### PROBLEM STATEMENT:
Return each entry exactly, omitting nothing.

* * * * * * * * *

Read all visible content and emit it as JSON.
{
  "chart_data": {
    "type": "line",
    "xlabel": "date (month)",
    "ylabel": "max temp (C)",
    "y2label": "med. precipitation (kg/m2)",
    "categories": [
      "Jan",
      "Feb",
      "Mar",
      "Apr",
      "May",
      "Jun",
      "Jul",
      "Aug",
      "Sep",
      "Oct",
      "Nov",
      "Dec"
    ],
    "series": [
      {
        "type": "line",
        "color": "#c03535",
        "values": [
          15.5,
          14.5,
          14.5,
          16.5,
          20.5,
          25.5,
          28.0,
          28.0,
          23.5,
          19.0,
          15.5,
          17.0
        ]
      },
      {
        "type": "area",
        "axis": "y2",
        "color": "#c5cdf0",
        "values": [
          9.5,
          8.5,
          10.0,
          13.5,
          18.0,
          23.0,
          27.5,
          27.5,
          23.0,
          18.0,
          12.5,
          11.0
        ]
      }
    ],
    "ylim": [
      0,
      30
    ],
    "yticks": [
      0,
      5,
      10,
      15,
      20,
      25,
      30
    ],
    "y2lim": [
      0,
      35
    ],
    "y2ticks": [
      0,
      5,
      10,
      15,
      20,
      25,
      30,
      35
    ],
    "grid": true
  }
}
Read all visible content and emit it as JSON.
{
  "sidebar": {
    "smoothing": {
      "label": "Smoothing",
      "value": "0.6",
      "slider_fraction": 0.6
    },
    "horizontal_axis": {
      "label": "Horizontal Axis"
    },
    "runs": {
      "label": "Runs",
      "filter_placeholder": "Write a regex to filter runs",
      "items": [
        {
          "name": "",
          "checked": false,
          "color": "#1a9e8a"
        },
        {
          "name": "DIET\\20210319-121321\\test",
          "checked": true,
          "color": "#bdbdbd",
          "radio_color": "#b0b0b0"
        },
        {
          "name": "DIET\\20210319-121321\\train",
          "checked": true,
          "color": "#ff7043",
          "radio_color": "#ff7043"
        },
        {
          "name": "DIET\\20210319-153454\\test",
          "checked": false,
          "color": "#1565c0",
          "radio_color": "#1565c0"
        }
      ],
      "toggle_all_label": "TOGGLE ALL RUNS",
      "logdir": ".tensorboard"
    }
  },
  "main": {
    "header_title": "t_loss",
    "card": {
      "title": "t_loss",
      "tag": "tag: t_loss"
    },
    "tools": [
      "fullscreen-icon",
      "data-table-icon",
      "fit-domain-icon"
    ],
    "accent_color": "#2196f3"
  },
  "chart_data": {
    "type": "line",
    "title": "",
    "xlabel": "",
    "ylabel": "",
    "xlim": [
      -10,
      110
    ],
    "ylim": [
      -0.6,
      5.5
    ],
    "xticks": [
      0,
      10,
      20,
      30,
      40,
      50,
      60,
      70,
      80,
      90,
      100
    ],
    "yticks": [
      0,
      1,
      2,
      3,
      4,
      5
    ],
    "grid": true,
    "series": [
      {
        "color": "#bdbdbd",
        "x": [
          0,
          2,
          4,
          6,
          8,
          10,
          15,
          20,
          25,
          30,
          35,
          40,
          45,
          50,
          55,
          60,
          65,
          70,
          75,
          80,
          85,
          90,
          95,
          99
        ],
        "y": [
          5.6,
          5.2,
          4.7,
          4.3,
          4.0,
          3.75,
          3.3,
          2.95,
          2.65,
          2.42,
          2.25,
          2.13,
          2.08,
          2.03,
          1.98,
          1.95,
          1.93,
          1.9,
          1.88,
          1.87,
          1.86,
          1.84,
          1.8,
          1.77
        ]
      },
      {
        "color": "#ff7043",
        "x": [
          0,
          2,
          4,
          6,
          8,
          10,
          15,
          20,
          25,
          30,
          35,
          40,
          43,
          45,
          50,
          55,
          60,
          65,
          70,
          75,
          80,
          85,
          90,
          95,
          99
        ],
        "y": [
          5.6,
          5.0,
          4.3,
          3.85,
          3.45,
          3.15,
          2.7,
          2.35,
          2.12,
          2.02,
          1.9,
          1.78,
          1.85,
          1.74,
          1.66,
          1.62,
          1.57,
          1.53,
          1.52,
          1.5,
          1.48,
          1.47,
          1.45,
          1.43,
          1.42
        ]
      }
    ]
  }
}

* * * * * * * * *

### RIGHT ANSWER:
Read all visible content and emit it as JSON.
{
  "chart_data": {
    "type": "line",
    "xlabel": "date (month)",
    "ylabel": "max temp (C)",
    "y2label": "med. precipitation (kg/m2)",
    "categories": [
      "Jan",
      "Feb",
      "Mar",
      "Apr",
      "May",
      "Jun",
      "Jul",
      "Aug",
      "Sep",
      "Oct",
      "Nov",
      "Dec"
    ],
    "series": [
      {
        "type": "line",
        "color": "#c03535",
        "values": [
          15.5,
          14.5,
          14.5,
          16.5,
          20.5,
          25.5,
          28.0,
          28.0,
          23.5,
          19.0,
          15.5,
          17.0
        ]
      },
      {
        "type": "area",
        "axis": "y2",
        "color": "#c5cdf0",
        "values": [
          9.5,
          8.5,
          10.0,
          13.5,
          18.0,
          23.0,
          27.5,
          27.5,
          23.0,
          18.0,
          12.5,
          11.0
        ]
      }
    ],
    "ylim": [
      0,
      30
    ],
    "yticks": [
      0,
      5,
      10,
      15,
      20,
      25,
      30
    ],
    "y2lim": [
      0,
      35
    ],
    "y2ticks": [
      0,
      5,
      10,
      15,
      20,
      25,
      30,
      35
    ],
    "grid": true
  }
}
Read all visible content and emit it as JSON.
{
  "sidebar": {
    "smoothing": {
      "label": "Smoothing",
      "value": "0.6",
      "slider_fraction": 0.6
    },
    "horizontal_axis": {
      "label": "Horizontal Axis"
    },
    "runs": {
      "label": "Runs",
      "filter_placeholder": "Write a regex to filter runs",
      "items": [
        {
          "name": "",
          "checked": false,
          "color": "#1a9e8a"
        },
        {
          "name": "DIET\\20210319-121321\\test",
          "checked": true,
          "color": "#bdbdbd",
          "radio_color": "#b0b0b0"
        },
        {
          "name": "DIET\\20210319-121321\\train",
          "checked": true,
          "color": "#ff7043",
          "radio_color": "#ff7043"
        },
        {
          "name": "DIET\\20210319-153454\\test",
          "checked": false,
          "color": "#1565c0",
          "radio_color": "#1565c0"
        }
      ],
      "toggle_all_label": "TOGGLE ALL RUNS",
      "logdir": ".tensorboard"
    }
  },
  "main": {
    "header_title": "t_loss",
    "card": {
      "title": "t_loss",
      "tag": "tag: t_loss"
    },
    "tools": [
      "fullscreen-icon",
      "data-table-icon",
      "fit-domain-icon"
    ],
    "accent_color": "#2196f3"
  },
  "chart_data": {
    "type": "line",
    "title": "",
    "xlabel": "",
    "ylabel": "",
    "xlim": [
      -10,
      110
    ],
    "ylim": [
      -0.6,
      5.5
    ],
    "xticks": [
      0,
      10,
      20,
      30,
      40,
      50,
      60,
      70,
      80,
      90,
      100
    ],
    "yticks": [
      0,
      1,
      2,
      3,
      4,
      5
    ],
    "grid": true,
    "series": [
      {
        "color": "#bdbdbd",
        "x": [
          0,
          2,
          4,
          6,
          8,
          10,
          15,
          20,
          25,
          30,
          35,
          40,
          45,
          50,
          55,
          60,
          65,
          70,
          75,
          80,
          85,
          90,
          95,
          99
        ],
        "y": [
          5.6,
          5.2,
          4.7,
          4.3,
          4.0,
          3.75,
          3.3,
          2.95,
          2.65,
          2.42,
          2.25,
          2.13,
          2.08,
          2.03,
          1.98,
          1.95,
          1.93,
          1.9,
          1.88,
          1.87,
          1.86,
          1.84,
          1.8,
          1.77
        ]
      },
      {
        "color": "#ff7043",
        "x": [
          0,
          2,
          4,
          6,
          8,
          10,
          15,
          20,
          25,
          30,
          35,
          40,
          43,
          45,
          50,
          55,
          60,
          65,
          70,
          75,
          80,
          85,
          90,
          95,
          99
        ],
        "y": [
          5.6,
          5.0,
          4.3,
          3.85,
          3.45,
          3.15,
          2.7,
          2.35,
          2.12,
          2.02,
          1.9,
          1.78,
          1.85,
          1.74,
          1.66,
          1.62,
          1.57,
          1.53,
          1.52,
          1.5,
          1.48,
          1.47,
          1.45,
          1.43,
          1.42
        ]
      }
    ]
  }
}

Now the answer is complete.